Given task
Count the rows that contain the string "Utility", matching its case exactly, and give only that number.

Saved entries
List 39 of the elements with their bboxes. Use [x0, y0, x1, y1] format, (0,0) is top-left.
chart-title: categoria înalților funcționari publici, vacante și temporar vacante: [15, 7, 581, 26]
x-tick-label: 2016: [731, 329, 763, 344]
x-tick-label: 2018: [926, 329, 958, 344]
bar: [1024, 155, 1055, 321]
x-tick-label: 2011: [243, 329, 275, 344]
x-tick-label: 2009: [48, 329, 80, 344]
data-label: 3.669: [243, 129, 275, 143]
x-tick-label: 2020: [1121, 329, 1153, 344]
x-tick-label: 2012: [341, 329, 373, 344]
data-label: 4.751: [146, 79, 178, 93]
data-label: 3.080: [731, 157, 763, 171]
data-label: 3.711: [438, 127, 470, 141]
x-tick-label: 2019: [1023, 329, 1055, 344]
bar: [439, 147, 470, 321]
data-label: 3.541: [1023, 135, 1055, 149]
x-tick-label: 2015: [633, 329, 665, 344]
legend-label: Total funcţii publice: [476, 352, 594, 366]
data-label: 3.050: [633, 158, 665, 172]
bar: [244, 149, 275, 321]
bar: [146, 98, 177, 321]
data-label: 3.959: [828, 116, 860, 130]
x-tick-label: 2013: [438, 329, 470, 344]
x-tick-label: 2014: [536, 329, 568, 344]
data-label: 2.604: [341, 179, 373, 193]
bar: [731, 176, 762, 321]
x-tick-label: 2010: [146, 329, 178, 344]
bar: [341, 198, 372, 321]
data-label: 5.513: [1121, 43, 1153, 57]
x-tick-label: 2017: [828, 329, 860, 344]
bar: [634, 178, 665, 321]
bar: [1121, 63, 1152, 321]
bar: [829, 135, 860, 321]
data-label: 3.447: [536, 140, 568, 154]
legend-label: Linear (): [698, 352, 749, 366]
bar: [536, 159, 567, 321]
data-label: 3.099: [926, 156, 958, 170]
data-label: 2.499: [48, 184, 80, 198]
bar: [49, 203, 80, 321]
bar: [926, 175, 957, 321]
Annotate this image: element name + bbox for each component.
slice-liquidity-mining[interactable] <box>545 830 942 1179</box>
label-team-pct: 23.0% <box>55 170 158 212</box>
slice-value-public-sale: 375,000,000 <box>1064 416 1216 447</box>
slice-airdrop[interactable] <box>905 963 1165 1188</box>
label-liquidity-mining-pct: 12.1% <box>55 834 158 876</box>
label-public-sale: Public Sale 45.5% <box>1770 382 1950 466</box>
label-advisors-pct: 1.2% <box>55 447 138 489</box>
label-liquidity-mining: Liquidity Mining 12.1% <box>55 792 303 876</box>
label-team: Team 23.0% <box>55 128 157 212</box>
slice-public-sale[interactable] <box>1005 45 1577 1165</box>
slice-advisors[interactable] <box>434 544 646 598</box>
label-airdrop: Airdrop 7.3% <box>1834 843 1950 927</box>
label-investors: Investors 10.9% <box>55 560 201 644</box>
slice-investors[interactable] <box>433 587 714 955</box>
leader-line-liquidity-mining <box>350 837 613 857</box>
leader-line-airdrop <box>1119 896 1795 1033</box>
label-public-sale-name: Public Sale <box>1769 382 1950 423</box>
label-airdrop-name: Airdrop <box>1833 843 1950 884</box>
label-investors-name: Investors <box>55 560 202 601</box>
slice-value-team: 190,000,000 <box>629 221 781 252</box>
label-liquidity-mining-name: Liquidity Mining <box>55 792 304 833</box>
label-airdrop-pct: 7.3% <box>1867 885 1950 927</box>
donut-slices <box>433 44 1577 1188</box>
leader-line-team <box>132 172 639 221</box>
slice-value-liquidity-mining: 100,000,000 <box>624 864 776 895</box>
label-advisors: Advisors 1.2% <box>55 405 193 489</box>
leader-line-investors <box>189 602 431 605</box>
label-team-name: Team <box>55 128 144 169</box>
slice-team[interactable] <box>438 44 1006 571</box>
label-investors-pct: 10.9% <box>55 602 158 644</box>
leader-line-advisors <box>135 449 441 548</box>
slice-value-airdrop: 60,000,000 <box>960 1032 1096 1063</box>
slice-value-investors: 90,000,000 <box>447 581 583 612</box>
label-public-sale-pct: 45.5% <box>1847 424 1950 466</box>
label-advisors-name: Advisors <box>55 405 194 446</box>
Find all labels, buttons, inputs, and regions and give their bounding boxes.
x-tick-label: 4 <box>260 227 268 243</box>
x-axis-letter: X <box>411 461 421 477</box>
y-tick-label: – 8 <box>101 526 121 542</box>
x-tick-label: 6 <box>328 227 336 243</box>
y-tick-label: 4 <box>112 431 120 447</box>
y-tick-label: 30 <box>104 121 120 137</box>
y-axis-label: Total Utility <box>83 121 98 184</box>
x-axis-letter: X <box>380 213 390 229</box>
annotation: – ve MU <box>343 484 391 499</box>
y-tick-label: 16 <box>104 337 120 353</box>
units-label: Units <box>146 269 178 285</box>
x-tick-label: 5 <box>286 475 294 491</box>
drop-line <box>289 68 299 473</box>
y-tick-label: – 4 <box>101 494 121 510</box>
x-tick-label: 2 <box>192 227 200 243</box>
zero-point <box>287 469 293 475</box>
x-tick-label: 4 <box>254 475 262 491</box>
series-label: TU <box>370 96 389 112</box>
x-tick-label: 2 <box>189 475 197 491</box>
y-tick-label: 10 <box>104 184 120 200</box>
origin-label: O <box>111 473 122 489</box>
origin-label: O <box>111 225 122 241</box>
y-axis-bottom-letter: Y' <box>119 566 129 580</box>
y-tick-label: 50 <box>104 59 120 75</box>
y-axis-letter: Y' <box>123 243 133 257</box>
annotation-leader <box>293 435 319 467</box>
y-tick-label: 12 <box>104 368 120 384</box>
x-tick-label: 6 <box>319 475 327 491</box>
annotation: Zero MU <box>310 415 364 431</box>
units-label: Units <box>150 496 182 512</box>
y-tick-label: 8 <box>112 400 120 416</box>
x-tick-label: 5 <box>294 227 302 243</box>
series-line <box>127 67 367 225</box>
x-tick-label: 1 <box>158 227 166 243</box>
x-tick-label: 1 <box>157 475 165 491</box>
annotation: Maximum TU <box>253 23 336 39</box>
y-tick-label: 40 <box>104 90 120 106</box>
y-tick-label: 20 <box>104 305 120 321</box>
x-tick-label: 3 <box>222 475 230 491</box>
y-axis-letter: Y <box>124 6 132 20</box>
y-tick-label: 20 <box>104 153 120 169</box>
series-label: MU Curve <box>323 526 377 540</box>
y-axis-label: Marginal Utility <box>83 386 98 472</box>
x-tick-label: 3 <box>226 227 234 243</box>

Correct result
2